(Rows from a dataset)
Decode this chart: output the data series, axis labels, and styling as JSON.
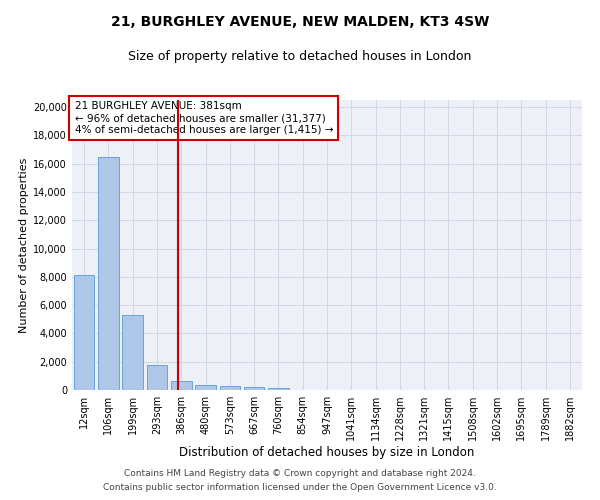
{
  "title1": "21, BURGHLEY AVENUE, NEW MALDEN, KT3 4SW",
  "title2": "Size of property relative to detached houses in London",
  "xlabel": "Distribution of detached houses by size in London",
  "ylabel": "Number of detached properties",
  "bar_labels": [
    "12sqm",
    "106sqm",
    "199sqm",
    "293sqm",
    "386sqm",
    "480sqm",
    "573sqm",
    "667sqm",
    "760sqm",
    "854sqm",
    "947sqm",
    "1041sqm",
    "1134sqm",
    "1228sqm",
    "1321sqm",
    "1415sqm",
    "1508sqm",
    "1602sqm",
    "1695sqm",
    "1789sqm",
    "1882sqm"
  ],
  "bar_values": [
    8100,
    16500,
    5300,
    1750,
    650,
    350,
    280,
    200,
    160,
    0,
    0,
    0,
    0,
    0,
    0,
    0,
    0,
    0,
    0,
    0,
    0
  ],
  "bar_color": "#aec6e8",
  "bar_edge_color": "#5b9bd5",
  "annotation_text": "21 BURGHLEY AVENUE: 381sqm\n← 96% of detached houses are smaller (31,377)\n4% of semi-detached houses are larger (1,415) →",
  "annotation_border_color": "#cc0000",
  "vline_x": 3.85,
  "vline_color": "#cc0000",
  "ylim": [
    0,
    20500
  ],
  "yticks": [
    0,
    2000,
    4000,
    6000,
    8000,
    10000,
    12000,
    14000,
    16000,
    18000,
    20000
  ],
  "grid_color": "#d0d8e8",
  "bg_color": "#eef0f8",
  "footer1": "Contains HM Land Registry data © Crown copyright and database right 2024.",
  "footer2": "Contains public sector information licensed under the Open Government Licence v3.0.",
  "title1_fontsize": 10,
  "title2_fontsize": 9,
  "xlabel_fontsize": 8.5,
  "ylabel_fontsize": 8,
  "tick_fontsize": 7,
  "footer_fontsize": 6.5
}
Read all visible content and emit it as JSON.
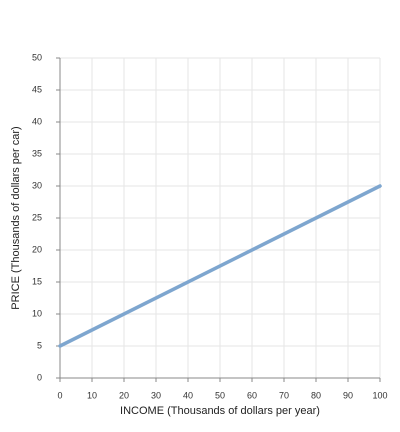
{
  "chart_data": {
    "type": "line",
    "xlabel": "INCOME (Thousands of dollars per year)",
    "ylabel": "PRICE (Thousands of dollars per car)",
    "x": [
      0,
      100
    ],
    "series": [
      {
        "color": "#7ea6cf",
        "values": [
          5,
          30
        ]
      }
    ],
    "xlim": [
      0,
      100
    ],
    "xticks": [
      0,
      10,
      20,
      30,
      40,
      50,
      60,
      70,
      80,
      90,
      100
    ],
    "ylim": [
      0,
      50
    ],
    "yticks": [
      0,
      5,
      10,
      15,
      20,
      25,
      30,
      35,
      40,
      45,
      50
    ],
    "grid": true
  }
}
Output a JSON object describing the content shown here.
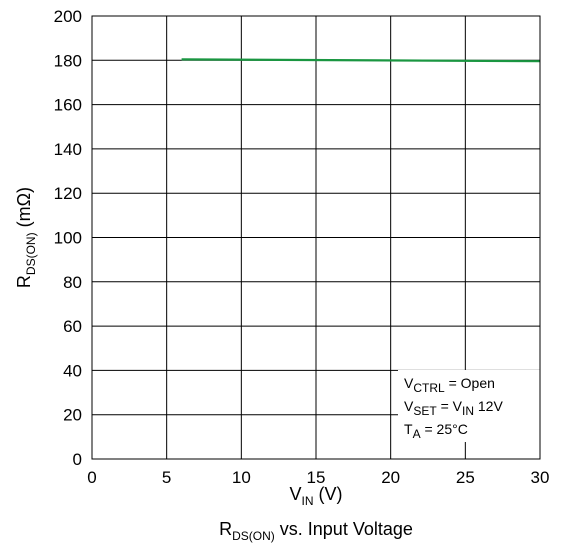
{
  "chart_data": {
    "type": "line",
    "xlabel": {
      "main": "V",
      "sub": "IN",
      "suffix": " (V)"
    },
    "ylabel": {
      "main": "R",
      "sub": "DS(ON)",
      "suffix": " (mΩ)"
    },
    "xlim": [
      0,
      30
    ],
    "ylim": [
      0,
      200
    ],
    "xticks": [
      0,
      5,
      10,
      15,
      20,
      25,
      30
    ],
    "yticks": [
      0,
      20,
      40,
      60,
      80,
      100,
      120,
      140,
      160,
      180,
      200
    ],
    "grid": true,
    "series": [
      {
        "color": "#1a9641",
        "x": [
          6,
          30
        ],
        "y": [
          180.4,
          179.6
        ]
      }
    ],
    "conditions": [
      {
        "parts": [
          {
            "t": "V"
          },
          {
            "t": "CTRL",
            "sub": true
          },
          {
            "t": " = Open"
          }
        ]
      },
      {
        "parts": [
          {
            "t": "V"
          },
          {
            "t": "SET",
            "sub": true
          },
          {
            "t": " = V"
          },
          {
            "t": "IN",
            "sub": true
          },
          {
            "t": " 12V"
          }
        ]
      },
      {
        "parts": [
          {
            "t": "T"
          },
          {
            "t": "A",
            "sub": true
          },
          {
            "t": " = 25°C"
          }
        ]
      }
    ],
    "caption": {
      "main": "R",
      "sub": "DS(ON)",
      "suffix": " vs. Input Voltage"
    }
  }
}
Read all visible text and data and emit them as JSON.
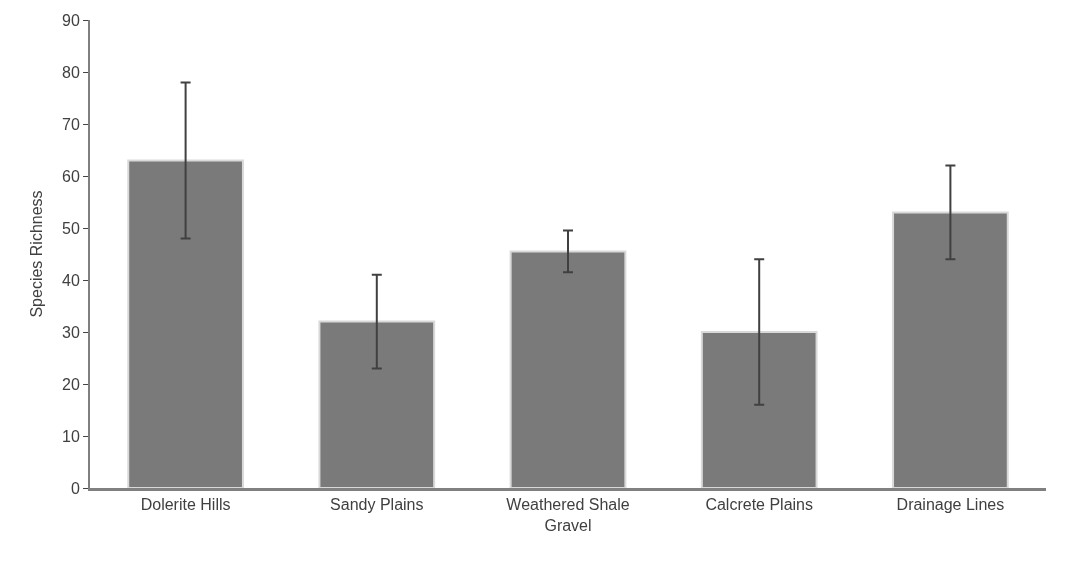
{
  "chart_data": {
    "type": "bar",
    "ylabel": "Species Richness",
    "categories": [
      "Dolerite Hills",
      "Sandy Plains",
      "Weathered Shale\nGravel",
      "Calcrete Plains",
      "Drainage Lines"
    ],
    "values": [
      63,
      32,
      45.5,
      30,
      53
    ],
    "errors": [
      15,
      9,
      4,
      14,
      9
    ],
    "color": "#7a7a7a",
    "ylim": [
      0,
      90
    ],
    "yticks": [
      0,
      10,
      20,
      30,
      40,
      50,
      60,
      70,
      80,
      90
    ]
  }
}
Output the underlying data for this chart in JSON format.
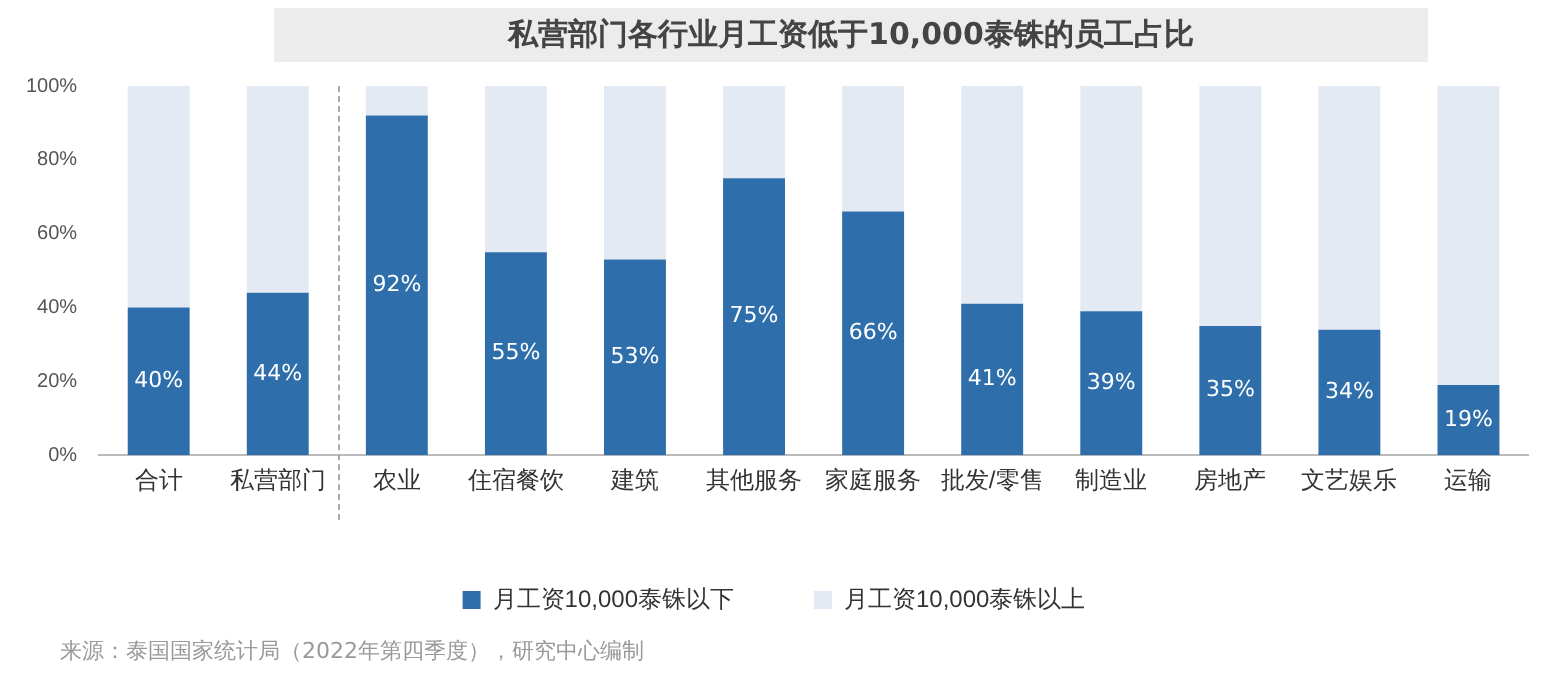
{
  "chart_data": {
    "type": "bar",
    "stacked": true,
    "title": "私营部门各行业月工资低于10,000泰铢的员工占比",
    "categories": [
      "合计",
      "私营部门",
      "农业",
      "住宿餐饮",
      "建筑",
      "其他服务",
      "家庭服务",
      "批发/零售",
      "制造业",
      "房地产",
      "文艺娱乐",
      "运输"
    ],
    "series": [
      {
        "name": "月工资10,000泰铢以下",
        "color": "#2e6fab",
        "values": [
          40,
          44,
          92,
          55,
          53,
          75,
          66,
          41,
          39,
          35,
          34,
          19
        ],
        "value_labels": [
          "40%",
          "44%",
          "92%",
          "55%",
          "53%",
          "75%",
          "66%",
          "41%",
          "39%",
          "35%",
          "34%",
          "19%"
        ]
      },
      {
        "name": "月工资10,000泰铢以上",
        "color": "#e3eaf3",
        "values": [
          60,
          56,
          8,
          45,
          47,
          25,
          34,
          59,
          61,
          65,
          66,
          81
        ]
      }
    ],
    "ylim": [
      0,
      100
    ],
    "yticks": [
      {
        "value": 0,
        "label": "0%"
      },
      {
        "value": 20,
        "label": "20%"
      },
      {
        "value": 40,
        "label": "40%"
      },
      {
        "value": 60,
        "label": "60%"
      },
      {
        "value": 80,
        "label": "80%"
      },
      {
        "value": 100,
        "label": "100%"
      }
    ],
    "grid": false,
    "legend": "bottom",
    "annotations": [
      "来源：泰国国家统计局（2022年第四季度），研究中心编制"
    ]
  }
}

- Given task: From the material above, copy everything exactly but the pictures.

- Completed task:
Decode this chart: output the data series, axis labels, and styling as JSON.
{
  "title1": "21, BURGHLEY AVENUE, NEW MALDEN, KT3 4SW",
  "title2": "Size of property relative to detached houses in London",
  "xlabel": "Distribution of detached houses by size in London",
  "ylabel": "Number of detached properties",
  "bar_labels": [
    "12sqm",
    "106sqm",
    "199sqm",
    "293sqm",
    "386sqm",
    "480sqm",
    "573sqm",
    "667sqm",
    "760sqm",
    "854sqm",
    "947sqm",
    "1041sqm",
    "1134sqm",
    "1228sqm",
    "1321sqm",
    "1415sqm",
    "1508sqm",
    "1602sqm",
    "1695sqm",
    "1789sqm",
    "1882sqm"
  ],
  "bar_values": [
    8100,
    16500,
    5300,
    1750,
    650,
    350,
    280,
    200,
    160,
    0,
    0,
    0,
    0,
    0,
    0,
    0,
    0,
    0,
    0,
    0,
    0
  ],
  "bar_color": "#aec6e8",
  "bar_edge_color": "#5b9bd5",
  "annotation_text": "21 BURGHLEY AVENUE: 381sqm\n← 96% of detached houses are smaller (31,377)\n4% of semi-detached houses are larger (1,415) →",
  "annotation_border_color": "#cc0000",
  "vline_x": 3.85,
  "vline_color": "#cc0000",
  "ylim": [
    0,
    20500
  ],
  "yticks": [
    0,
    2000,
    4000,
    6000,
    8000,
    10000,
    12000,
    14000,
    16000,
    18000,
    20000
  ],
  "grid_color": "#d0d8e8",
  "bg_color": "#eef0f8",
  "footer1": "Contains HM Land Registry data © Crown copyright and database right 2024.",
  "footer2": "Contains public sector information licensed under the Open Government Licence v3.0.",
  "title1_fontsize": 10,
  "title2_fontsize": 9,
  "xlabel_fontsize": 8.5,
  "ylabel_fontsize": 8,
  "tick_fontsize": 7,
  "footer_fontsize": 6.5
}
Read all visible content and emit it as JSON.
{
  "chart_data": {
    "type": "line",
    "xlabel": "INCOME (Thousands of dollars per year)",
    "ylabel": "PRICE (Thousands of dollars per car)",
    "x": [
      0,
      100
    ],
    "series": [
      {
        "color": "#7ea6cf",
        "values": [
          5,
          30
        ]
      }
    ],
    "xlim": [
      0,
      100
    ],
    "xticks": [
      0,
      10,
      20,
      30,
      40,
      50,
      60,
      70,
      80,
      90,
      100
    ],
    "ylim": [
      0,
      50
    ],
    "yticks": [
      0,
      5,
      10,
      15,
      20,
      25,
      30,
      35,
      40,
      45,
      50
    ],
    "grid": true
  }
}
Output a JSON object describing the content shown here.
{
  "chart_data": {
    "type": "line",
    "xlabel": {
      "main": "V",
      "sub": "IN",
      "suffix": " (V)"
    },
    "ylabel": {
      "main": "R",
      "sub": "DS(ON)",
      "suffix": " (mΩ)"
    },
    "xlim": [
      0,
      30
    ],
    "ylim": [
      0,
      200
    ],
    "xticks": [
      0,
      5,
      10,
      15,
      20,
      25,
      30
    ],
    "yticks": [
      0,
      20,
      40,
      60,
      80,
      100,
      120,
      140,
      160,
      180,
      200
    ],
    "grid": true,
    "series": [
      {
        "color": "#1a9641",
        "x": [
          6,
          30
        ],
        "y": [
          180.4,
          179.6
        ]
      }
    ],
    "conditions": [
      {
        "parts": [
          {
            "t": "V"
          },
          {
            "t": "CTRL",
            "sub": true
          },
          {
            "t": " = Open"
          }
        ]
      },
      {
        "parts": [
          {
            "t": "V"
          },
          {
            "t": "SET",
            "sub": true
          },
          {
            "t": " = V"
          },
          {
            "t": "IN",
            "sub": true
          },
          {
            "t": " 12V"
          }
        ]
      },
      {
        "parts": [
          {
            "t": "T"
          },
          {
            "t": "A",
            "sub": true
          },
          {
            "t": " = 25°C"
          }
        ]
      }
    ],
    "caption": {
      "main": "R",
      "sub": "DS(ON)",
      "suffix": " vs. Input Voltage"
    }
  }
}
Read all visible text and data and emit them as JSON.
{
  "chart_data": {
    "type": "bar",
    "ylabel": "Species Richness",
    "categories": [
      "Dolerite Hills",
      "Sandy Plains",
      "Weathered Shale\nGravel",
      "Calcrete Plains",
      "Drainage Lines"
    ],
    "values": [
      63,
      32,
      45.5,
      30,
      53
    ],
    "errors": [
      15,
      9,
      4,
      14,
      9
    ],
    "color": "#7a7a7a",
    "ylim": [
      0,
      90
    ],
    "yticks": [
      0,
      10,
      20,
      30,
      40,
      50,
      60,
      70,
      80,
      90
    ]
  }
}
Output the underlying data for this chart in JSON format.
{
  "chart_data": {
    "type": "bar",
    "stacked": true,
    "title": "私营部门各行业月工资低于10,000泰铢的员工占比",
    "categories": [
      "合计",
      "私营部门",
      "农业",
      "住宿餐饮",
      "建筑",
      "其他服务",
      "家庭服务",
      "批发/零售",
      "制造业",
      "房地产",
      "文艺娱乐",
      "运输"
    ],
    "series": [
      {
        "name": "月工资10,000泰铢以下",
        "color": "#2e6fab",
        "values": [
          40,
          44,
          92,
          55,
          53,
          75,
          66,
          41,
          39,
          35,
          34,
          19
        ],
        "value_labels": [
          "40%",
          "44%",
          "92%",
          "55%",
          "53%",
          "75%",
          "66%",
          "41%",
          "39%",
          "35%",
          "34%",
          "19%"
        ]
      },
      {
        "name": "月工资10,000泰铢以上",
        "color": "#e3eaf3",
        "values": [
          60,
          56,
          8,
          45,
          47,
          25,
          34,
          59,
          61,
          65,
          66,
          81
        ]
      }
    ],
    "ylim": [
      0,
      100
    ],
    "yticks": [
      {
        "value": 0,
        "label": "0%"
      },
      {
        "value": 20,
        "label": "20%"
      },
      {
        "value": 40,
        "label": "40%"
      },
      {
        "value": 60,
        "label": "60%"
      },
      {
        "value": 80,
        "label": "80%"
      },
      {
        "value": 100,
        "label": "100%"
      }
    ],
    "grid": false,
    "legend": "bottom",
    "annotations": [
      "来源：泰国国家统计局（2022年第四季度），研究中心编制"
    ]
  }
}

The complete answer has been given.